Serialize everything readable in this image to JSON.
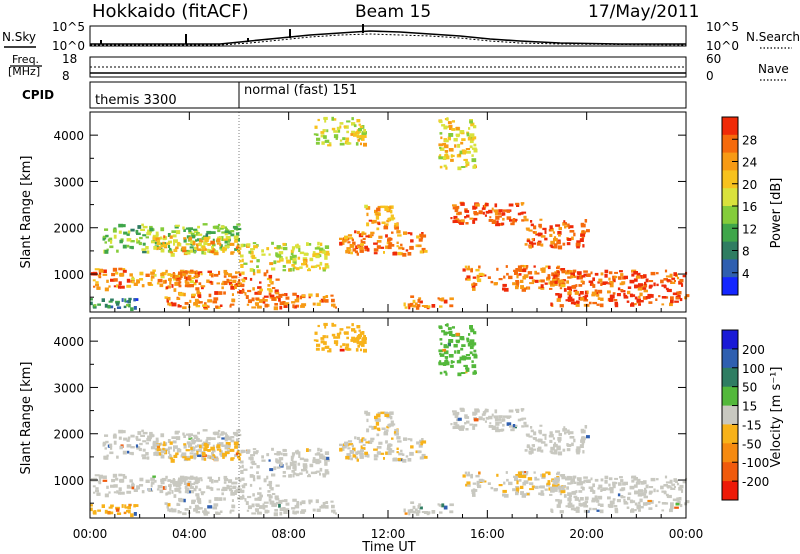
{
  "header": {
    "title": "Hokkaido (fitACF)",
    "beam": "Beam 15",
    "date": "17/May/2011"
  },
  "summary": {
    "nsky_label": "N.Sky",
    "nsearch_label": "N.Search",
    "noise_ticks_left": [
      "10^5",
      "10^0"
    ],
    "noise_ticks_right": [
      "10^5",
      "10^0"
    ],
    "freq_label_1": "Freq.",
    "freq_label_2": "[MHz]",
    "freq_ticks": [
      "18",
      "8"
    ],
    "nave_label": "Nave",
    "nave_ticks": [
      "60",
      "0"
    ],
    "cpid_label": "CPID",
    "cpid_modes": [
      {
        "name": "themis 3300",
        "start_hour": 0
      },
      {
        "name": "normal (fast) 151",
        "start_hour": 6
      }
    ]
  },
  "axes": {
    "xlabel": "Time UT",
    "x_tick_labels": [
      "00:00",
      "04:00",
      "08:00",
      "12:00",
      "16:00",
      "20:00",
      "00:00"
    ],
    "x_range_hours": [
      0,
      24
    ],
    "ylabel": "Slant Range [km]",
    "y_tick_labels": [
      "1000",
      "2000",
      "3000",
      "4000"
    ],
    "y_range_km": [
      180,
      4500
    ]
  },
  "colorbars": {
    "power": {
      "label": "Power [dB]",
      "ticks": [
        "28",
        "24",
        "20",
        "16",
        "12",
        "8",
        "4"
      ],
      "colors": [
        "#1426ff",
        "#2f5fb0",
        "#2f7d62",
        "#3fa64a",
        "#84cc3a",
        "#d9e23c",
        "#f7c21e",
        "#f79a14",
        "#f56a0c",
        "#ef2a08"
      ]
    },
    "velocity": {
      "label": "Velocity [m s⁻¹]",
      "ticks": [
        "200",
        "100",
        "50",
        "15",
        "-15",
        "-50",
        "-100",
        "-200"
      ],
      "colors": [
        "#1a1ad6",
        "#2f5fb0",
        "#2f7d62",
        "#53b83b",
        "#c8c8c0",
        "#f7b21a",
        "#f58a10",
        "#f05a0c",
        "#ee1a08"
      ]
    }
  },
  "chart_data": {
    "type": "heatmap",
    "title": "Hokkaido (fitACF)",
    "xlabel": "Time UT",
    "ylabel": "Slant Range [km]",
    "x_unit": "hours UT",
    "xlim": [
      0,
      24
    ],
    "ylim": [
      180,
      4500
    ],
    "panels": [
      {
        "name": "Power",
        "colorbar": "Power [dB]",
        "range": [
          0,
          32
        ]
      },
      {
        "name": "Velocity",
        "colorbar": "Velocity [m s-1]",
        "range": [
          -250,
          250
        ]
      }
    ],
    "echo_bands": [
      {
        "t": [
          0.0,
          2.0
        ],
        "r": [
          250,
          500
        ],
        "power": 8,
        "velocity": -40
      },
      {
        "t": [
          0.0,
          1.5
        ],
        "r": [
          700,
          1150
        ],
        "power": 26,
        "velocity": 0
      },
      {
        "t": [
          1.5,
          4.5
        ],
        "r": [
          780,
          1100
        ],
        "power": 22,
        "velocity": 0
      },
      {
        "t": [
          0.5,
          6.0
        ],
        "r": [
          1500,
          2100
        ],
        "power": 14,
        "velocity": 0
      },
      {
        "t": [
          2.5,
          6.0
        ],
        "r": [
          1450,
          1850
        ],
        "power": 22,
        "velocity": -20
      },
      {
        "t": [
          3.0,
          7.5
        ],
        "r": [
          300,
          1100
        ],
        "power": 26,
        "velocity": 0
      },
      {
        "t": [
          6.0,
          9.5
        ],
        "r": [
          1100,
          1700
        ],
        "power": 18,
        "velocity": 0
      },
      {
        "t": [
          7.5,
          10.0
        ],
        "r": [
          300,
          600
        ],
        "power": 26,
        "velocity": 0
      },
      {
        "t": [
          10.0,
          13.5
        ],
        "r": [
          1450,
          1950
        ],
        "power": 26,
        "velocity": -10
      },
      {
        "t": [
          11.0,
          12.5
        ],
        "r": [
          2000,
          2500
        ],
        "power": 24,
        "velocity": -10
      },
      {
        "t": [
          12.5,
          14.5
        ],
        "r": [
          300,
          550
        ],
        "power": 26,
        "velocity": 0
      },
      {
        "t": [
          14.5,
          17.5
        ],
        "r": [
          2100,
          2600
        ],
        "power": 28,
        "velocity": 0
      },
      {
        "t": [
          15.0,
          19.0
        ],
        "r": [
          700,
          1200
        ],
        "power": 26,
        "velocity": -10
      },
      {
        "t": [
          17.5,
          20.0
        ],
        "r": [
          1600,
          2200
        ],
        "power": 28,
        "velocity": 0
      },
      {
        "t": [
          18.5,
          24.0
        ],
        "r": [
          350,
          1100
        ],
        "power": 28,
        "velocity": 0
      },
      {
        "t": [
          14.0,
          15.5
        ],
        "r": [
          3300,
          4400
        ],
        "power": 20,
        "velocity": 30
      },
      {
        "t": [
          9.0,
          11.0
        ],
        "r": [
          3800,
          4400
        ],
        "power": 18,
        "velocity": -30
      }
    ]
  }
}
* * *
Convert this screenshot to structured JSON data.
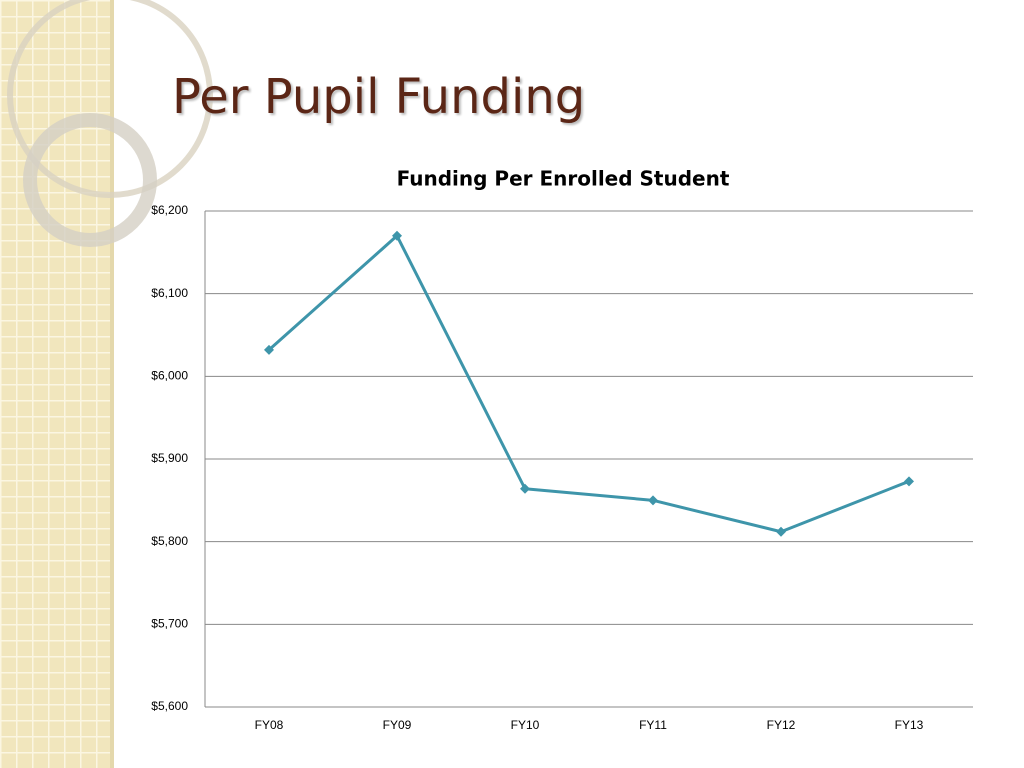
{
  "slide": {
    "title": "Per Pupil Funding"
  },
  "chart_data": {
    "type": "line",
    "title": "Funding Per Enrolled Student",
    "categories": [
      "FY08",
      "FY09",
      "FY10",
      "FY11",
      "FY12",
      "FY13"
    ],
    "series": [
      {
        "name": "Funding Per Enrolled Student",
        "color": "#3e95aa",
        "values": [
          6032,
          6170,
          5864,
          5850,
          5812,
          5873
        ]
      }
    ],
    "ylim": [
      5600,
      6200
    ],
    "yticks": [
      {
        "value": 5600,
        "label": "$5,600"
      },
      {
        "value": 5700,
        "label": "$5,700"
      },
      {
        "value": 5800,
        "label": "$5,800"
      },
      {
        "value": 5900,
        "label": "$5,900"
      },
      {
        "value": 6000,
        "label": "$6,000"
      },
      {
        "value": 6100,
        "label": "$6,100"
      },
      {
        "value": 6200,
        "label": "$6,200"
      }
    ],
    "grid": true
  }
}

*Goal*: Show every line of the records above that contains the word "JSON".

*Solution for this exercise*:
Serialize everything readable in this image to JSON.
Convert this screenshot to structured JSON data.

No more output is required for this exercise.